What needs to be done: Report each line from the entries in which "JSON" can be found.

(Excerpts from a figure dataset)
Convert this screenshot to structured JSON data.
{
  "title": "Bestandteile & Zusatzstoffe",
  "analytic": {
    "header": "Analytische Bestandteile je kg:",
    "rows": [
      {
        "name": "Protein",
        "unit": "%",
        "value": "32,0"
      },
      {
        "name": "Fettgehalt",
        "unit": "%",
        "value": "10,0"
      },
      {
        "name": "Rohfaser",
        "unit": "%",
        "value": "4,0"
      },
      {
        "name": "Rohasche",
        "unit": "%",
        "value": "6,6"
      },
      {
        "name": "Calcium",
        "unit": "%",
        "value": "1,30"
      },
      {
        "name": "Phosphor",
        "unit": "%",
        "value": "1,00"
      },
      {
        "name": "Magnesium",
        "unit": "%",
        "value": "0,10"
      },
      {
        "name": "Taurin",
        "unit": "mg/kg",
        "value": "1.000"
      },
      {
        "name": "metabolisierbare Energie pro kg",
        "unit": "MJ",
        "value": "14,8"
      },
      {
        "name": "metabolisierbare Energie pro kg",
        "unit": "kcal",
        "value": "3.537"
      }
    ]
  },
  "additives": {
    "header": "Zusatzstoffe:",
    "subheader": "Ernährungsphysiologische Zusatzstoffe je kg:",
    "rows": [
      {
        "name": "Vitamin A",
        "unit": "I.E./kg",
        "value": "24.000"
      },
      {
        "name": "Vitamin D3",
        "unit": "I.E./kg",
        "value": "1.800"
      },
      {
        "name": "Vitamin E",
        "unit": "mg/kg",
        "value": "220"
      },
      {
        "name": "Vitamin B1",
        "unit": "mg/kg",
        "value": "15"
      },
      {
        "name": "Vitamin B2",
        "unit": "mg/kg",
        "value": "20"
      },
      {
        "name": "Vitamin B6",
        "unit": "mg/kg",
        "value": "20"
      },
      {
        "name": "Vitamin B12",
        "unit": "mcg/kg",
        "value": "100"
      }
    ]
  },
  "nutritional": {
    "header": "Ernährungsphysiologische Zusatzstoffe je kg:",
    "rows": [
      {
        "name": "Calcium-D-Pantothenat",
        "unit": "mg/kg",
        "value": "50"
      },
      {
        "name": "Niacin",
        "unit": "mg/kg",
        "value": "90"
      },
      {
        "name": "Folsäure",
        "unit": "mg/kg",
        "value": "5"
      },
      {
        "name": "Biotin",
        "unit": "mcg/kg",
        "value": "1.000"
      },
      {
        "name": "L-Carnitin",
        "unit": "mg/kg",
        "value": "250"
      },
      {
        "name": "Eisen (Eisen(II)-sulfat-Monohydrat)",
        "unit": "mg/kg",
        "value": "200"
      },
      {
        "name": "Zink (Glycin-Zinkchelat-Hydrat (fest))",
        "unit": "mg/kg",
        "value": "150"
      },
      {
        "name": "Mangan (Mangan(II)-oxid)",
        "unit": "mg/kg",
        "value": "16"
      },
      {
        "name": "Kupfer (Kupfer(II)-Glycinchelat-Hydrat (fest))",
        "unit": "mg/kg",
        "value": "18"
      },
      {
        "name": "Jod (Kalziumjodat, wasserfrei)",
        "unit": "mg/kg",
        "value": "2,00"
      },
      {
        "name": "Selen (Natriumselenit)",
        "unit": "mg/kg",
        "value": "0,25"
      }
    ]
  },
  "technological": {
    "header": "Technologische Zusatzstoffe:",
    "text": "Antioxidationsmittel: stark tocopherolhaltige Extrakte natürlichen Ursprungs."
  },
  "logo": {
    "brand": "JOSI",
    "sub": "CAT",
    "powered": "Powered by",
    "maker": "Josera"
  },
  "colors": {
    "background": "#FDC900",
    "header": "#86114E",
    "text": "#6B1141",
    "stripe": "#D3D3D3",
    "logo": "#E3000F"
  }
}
...
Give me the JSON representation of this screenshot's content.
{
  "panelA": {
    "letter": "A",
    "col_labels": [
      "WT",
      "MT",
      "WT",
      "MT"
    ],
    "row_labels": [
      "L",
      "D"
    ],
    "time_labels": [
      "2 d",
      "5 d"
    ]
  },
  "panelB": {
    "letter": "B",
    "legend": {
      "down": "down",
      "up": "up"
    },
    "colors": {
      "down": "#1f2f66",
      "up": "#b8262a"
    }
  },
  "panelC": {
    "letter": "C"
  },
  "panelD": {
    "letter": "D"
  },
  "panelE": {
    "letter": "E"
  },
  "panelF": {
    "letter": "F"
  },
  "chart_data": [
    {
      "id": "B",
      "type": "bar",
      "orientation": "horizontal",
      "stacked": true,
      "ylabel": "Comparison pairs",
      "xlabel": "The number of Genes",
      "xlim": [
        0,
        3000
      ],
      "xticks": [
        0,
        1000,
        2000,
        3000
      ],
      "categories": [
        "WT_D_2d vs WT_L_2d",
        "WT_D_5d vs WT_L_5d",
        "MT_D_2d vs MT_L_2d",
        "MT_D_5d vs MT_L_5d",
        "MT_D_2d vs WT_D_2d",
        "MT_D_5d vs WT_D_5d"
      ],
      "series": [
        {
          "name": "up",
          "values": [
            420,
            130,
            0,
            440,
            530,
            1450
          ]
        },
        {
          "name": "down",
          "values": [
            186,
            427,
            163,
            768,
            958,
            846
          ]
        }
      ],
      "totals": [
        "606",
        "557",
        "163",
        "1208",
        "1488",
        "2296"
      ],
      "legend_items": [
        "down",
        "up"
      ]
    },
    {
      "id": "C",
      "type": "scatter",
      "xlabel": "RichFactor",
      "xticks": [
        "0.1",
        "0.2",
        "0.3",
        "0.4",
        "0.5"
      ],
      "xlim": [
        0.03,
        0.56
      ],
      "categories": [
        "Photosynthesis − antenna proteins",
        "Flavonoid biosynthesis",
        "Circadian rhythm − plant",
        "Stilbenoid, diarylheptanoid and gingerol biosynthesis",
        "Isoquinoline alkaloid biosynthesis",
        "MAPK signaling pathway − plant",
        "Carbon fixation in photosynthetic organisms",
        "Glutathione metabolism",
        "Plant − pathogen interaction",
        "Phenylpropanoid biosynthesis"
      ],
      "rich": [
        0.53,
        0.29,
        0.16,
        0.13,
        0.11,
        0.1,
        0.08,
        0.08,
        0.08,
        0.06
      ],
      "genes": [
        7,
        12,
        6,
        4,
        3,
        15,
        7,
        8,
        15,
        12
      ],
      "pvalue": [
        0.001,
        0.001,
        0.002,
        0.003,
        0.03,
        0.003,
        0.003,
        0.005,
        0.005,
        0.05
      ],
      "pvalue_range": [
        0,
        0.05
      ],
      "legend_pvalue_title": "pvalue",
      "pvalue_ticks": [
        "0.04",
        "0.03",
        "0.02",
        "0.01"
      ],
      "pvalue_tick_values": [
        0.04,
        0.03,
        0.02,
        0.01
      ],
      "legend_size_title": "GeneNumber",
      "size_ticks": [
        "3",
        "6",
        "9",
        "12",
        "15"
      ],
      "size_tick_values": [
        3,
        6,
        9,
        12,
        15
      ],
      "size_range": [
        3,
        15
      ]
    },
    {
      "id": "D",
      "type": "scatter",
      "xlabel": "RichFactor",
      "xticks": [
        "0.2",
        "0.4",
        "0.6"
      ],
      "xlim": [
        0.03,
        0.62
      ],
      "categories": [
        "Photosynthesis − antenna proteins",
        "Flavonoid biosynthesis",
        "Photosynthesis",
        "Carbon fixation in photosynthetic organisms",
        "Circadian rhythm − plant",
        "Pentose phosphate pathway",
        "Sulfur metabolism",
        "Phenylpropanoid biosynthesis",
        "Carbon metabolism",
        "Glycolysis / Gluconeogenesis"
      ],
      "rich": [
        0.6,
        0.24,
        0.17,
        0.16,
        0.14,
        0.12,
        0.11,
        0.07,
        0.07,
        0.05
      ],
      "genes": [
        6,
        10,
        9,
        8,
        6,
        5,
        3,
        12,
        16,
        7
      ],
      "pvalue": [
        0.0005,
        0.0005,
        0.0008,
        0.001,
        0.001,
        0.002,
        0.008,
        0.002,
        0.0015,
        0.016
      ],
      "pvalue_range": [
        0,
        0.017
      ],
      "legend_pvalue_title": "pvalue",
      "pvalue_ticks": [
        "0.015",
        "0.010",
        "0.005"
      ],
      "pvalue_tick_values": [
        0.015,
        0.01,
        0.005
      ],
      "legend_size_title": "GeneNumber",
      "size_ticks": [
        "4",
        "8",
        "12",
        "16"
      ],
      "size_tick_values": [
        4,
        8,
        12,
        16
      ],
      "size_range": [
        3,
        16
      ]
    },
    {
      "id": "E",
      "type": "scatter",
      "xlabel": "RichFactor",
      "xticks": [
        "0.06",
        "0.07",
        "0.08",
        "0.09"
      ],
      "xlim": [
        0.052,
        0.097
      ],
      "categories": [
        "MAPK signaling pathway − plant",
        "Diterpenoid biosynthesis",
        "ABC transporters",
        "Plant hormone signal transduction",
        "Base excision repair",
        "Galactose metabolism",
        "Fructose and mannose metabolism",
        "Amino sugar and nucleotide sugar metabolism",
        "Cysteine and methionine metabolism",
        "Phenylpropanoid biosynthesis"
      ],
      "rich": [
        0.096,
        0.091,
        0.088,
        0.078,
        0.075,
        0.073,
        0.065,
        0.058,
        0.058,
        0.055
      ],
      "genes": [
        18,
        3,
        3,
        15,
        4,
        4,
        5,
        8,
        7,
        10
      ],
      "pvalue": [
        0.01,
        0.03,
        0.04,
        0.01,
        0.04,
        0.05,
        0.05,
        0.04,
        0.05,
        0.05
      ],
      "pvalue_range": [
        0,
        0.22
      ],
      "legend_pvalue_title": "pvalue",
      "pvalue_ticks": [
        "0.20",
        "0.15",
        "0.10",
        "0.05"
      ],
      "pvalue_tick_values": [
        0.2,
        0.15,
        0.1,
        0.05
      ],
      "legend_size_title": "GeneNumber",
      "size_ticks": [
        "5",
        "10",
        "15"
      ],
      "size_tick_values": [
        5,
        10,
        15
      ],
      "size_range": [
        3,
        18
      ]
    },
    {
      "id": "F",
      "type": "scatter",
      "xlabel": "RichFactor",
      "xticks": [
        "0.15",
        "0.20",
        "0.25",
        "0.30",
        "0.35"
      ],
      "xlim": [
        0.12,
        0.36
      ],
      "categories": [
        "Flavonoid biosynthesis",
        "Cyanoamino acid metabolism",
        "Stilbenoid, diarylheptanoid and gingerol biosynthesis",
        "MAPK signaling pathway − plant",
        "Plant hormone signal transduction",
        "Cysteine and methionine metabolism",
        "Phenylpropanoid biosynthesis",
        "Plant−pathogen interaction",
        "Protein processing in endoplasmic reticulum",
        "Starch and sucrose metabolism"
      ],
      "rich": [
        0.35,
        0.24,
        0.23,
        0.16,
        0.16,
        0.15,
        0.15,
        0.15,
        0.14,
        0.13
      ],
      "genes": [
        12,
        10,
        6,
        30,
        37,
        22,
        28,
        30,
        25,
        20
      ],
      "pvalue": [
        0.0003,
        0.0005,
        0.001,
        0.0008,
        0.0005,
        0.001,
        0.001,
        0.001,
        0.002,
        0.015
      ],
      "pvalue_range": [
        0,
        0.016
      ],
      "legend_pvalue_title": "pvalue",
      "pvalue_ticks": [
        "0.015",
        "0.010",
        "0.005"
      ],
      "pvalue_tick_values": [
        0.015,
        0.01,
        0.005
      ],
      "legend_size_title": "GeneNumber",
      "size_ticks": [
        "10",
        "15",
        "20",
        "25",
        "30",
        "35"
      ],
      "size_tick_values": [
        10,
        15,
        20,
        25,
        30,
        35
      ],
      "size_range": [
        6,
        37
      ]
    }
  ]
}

Reply to the exercise:
Convert this screenshot to structured JSON data.
Give me the JSON representation of this screenshot's content.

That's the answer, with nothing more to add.